EXERCISE DETAILS
Quote all entries in full, exactly.

===== EXERCISE MATERIAL

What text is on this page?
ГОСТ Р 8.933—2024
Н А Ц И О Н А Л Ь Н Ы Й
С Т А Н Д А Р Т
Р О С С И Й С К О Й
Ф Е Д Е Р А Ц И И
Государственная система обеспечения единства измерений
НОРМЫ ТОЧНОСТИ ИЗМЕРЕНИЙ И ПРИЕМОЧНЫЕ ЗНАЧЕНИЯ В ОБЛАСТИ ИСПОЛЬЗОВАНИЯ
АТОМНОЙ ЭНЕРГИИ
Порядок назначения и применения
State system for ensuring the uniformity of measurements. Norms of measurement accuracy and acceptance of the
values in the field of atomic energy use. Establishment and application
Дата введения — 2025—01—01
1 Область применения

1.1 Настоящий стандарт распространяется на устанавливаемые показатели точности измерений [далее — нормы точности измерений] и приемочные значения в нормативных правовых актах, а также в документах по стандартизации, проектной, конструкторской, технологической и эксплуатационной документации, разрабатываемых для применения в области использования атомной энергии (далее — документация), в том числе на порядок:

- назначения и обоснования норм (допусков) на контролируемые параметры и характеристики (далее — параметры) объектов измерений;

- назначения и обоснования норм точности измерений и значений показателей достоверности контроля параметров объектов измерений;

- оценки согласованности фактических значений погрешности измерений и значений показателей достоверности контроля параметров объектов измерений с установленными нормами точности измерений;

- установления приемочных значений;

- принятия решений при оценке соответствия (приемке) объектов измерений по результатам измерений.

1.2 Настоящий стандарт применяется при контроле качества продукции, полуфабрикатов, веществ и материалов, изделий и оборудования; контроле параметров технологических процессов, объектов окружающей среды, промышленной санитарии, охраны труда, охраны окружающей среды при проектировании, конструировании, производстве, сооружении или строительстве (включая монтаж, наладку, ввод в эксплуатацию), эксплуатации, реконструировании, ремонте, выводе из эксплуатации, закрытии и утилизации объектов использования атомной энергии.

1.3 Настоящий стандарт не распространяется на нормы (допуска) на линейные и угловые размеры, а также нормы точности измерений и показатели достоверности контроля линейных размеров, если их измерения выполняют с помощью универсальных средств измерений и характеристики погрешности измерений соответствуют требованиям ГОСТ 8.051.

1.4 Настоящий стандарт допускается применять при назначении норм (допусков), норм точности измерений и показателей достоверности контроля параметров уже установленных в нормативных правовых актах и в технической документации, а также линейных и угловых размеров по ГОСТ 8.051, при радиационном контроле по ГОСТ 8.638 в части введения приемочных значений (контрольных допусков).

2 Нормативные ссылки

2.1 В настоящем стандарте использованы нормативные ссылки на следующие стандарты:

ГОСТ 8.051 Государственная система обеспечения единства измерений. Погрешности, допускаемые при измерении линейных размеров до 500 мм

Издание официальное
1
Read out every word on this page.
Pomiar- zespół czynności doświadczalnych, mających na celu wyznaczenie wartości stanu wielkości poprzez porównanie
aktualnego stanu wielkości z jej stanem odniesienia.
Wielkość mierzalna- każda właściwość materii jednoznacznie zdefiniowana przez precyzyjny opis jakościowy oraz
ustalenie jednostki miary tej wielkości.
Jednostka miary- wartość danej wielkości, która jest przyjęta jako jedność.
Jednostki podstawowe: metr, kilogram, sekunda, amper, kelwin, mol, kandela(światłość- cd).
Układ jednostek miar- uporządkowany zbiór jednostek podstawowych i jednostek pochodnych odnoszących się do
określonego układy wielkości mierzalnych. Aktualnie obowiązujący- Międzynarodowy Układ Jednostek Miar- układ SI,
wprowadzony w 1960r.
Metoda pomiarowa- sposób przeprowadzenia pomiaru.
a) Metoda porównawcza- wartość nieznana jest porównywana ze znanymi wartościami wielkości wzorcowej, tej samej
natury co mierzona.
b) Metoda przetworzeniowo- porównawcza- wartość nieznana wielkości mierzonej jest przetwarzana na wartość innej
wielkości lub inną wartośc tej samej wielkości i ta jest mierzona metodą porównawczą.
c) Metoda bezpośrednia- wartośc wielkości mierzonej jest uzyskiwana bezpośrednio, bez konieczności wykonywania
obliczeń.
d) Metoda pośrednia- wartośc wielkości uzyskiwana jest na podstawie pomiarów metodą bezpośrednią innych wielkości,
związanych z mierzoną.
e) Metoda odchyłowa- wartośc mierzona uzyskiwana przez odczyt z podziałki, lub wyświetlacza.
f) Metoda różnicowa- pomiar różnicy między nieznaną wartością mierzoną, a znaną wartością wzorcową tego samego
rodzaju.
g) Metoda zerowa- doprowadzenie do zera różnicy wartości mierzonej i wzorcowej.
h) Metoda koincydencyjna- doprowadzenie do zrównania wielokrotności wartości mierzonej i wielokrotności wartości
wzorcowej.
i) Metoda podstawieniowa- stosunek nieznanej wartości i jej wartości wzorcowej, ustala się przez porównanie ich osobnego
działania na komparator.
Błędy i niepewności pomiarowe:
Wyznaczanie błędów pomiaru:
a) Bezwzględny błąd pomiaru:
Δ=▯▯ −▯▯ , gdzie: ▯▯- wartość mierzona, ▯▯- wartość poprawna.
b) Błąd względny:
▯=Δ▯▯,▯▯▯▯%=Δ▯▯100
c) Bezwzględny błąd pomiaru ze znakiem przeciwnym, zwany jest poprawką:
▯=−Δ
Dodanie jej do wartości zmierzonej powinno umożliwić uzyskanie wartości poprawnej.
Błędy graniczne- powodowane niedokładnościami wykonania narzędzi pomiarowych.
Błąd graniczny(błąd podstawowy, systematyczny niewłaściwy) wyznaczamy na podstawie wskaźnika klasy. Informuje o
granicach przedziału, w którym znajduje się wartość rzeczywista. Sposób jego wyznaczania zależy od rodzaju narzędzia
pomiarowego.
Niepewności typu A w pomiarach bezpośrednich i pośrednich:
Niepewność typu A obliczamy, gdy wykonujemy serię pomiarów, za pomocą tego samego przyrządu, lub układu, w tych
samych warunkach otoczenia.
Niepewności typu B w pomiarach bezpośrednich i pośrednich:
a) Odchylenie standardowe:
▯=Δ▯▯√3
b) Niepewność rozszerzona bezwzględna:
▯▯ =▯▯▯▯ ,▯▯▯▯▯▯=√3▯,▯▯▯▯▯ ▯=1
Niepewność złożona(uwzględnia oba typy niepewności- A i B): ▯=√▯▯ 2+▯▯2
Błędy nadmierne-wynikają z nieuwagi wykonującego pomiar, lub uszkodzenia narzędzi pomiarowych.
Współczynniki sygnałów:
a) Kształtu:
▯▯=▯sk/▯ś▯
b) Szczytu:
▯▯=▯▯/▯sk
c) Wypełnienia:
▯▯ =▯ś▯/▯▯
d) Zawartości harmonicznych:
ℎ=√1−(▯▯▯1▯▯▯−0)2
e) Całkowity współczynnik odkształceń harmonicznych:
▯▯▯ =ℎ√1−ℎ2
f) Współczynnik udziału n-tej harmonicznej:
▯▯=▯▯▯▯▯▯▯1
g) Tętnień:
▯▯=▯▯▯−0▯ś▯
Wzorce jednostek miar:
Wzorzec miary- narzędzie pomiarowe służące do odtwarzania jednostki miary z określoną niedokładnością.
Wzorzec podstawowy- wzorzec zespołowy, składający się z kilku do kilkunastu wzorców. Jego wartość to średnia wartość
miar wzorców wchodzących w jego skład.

==========

REPLY TO THE EXERCISE
What text is on this page?
ГОСТ Р 8.933—2024
Н А Ц И О Н А Л Ь Н Ы Й
С Т А Н Д А Р Т
Р О С С И Й С К О Й
Ф Е Д Е Р А Ц И И
Государственная система обеспечения единства измерений
НОРМЫ ТОЧНОСТИ ИЗМЕРЕНИЙ И ПРИЕМОЧНЫЕ ЗНАЧЕНИЯ В ОБЛАСТИ ИСПОЛЬЗОВАНИЯ
АТОМНОЙ ЭНЕРГИИ
Порядок назначения и применения
State system for ensuring the uniformity of measurements. Norms of measurement accuracy and acceptance of the
values in the field of atomic energy use. Establishment and application
Дата введения — 2025—01—01
1 Область применения

1.1 Настоящий стандарт распространяется на устанавливаемые показатели точности измерений [далее — нормы точности измерений] и приемочные значения в нормативных правовых актах, а также в документах по стандартизации, проектной, конструкторской, технологической и эксплуатационной документации, разрабатываемых для применения в области использования атомной энергии (далее — документация), в том числе на порядок:

- назначения и обоснования норм (допусков) на контролируемые параметры и характеристики (далее — параметры) объектов измерений;

- назначения и обоснования норм точности измерений и значений показателей достоверности контроля параметров объектов измерений;

- оценки согласованности фактических значений погрешности измерений и значений показателей достоверности контроля параметров объектов измерений с установленными нормами точности измерений;

- установления приемочных значений;

- принятия решений при оценке соответствия (приемке) объектов измерений по результатам измерений.

1.2 Настоящий стандарт применяется при контроле качества продукции, полуфабрикатов, веществ и материалов, изделий и оборудования; контроле параметров технологических процессов, объектов окружающей среды, промышленной санитарии, охраны труда, охраны окружающей среды при проектировании, конструировании, производстве, сооружении или строительстве (включая монтаж, наладку, ввод в эксплуатацию), эксплуатации, реконструировании, ремонте, выводе из эксплуатации, закрытии и утилизации объектов использования атомной энергии.

1.3 Настоящий стандарт не распространяется на нормы (допуска) на линейные и угловые размеры, а также нормы точности измерений и показатели достоверности контроля линейных размеров, если их измерения выполняют с помощью универсальных средств измерений и характеристики погрешности измерений соответствуют требованиям ГОСТ 8.051.

1.4 Настоящий стандарт допускается применять при назначении норм (допусков), норм точности измерений и показателей достоверности контроля параметров уже установленных в нормативных правовых актах и в технической документации, а также линейных и угловых размеров по ГОСТ 8.051, при радиационном контроле по ГОСТ 8.638 в части введения приемочных значений (контрольных допусков).

2 Нормативные ссылки

2.1 В настоящем стандарте использованы нормативные ссылки на следующие стандарты:

ГОСТ 8.051 Государственная система обеспечения единства измерений. Погрешности, допускаемые при измерении линейных размеров до 500 мм

Издание официальное
1
Read out every word on this page.
Pomiar- zespół czynności doświadczalnych, mających na celu wyznaczenie wartości stanu wielkości poprzez porównanie
aktualnego stanu wielkości z jej stanem odniesienia.
Wielkość mierzalna- każda właściwość materii jednoznacznie zdefiniowana przez precyzyjny opis jakościowy oraz
ustalenie jednostki miary tej wielkości.
Jednostka miary- wartość danej wielkości, która jest przyjęta jako jedność.
Jednostki podstawowe: metr, kilogram, sekunda, amper, kelwin, mol, kandela(światłość- cd).
Układ jednostek miar- uporządkowany zbiór jednostek podstawowych i jednostek pochodnych odnoszących się do
określonego układy wielkości mierzalnych. Aktualnie obowiązujący- Międzynarodowy Układ Jednostek Miar- układ SI,
wprowadzony w 1960r.
Metoda pomiarowa- sposób przeprowadzenia pomiaru.
a) Metoda porównawcza- wartość nieznana jest porównywana ze znanymi wartościami wielkości wzorcowej, tej samej
natury co mierzona.
b) Metoda przetworzeniowo- porównawcza- wartość nieznana wielkości mierzonej jest przetwarzana na wartość innej
wielkości lub inną wartośc tej samej wielkości i ta jest mierzona metodą porównawczą.
c) Metoda bezpośrednia- wartośc wielkości mierzonej jest uzyskiwana bezpośrednio, bez konieczności wykonywania
obliczeń.
d) Metoda pośrednia- wartośc wielkości uzyskiwana jest na podstawie pomiarów metodą bezpośrednią innych wielkości,
związanych z mierzoną.
e) Metoda odchyłowa- wartośc mierzona uzyskiwana przez odczyt z podziałki, lub wyświetlacza.
f) Metoda różnicowa- pomiar różnicy między nieznaną wartością mierzoną, a znaną wartością wzorcową tego samego
rodzaju.
g) Metoda zerowa- doprowadzenie do zera różnicy wartości mierzonej i wzorcowej.
h) Metoda koincydencyjna- doprowadzenie do zrównania wielokrotności wartości mierzonej i wielokrotności wartości
wzorcowej.
i) Metoda podstawieniowa- stosunek nieznanej wartości i jej wartości wzorcowej, ustala się przez porównanie ich osobnego
działania na komparator.
Błędy i niepewności pomiarowe:
Wyznaczanie błędów pomiaru:
a) Bezwzględny błąd pomiaru:
Δ=▯▯ −▯▯ , gdzie: ▯▯- wartość mierzona, ▯▯- wartość poprawna.
b) Błąd względny:
▯=Δ▯▯,▯▯▯▯%=Δ▯▯100
c) Bezwzględny błąd pomiaru ze znakiem przeciwnym, zwany jest poprawką:
▯=−Δ
Dodanie jej do wartości zmierzonej powinno umożliwić uzyskanie wartości poprawnej.
Błędy graniczne- powodowane niedokładnościami wykonania narzędzi pomiarowych.
Błąd graniczny(błąd podstawowy, systematyczny niewłaściwy) wyznaczamy na podstawie wskaźnika klasy. Informuje o
granicach przedziału, w którym znajduje się wartość rzeczywista. Sposób jego wyznaczania zależy od rodzaju narzędzia
pomiarowego.
Niepewności typu A w pomiarach bezpośrednich i pośrednich:
Niepewność typu A obliczamy, gdy wykonujemy serię pomiarów, za pomocą tego samego przyrządu, lub układu, w tych
samych warunkach otoczenia.
Niepewności typu B w pomiarach bezpośrednich i pośrednich:
a) Odchylenie standardowe:
▯=Δ▯▯√3
b) Niepewność rozszerzona bezwzględna:
▯▯ =▯▯▯▯ ,▯▯▯▯▯▯=√3▯,▯▯▯▯▯ ▯=1
Niepewność złożona(uwzględnia oba typy niepewności- A i B): ▯=√▯▯ 2+▯▯2
Błędy nadmierne-wynikają z nieuwagi wykonującego pomiar, lub uszkodzenia narzędzi pomiarowych.
Współczynniki sygnałów:
a) Kształtu:
▯▯=▯sk/▯ś▯
b) Szczytu:
▯▯=▯▯/▯sk
c) Wypełnienia:
▯▯ =▯ś▯/▯▯
d) Zawartości harmonicznych:
ℎ=√1−(▯▯▯1▯▯▯−0)2
e) Całkowity współczynnik odkształceń harmonicznych:
▯▯▯ =ℎ√1−ℎ2
f) Współczynnik udziału n-tej harmonicznej:
▯▯=▯▯▯▯▯▯▯1
g) Tętnień:
▯▯=▯▯▯−0▯ś▯
Wzorce jednostek miar:
Wzorzec miary- narzędzie pomiarowe służące do odtwarzania jednostki miary z określoną niedokładnością.
Wzorzec podstawowy- wzorzec zespołowy, składający się z kilku do kilkunastu wzorców. Jego wartość to średnia wartość
miar wzorców wchodzących w jego skład.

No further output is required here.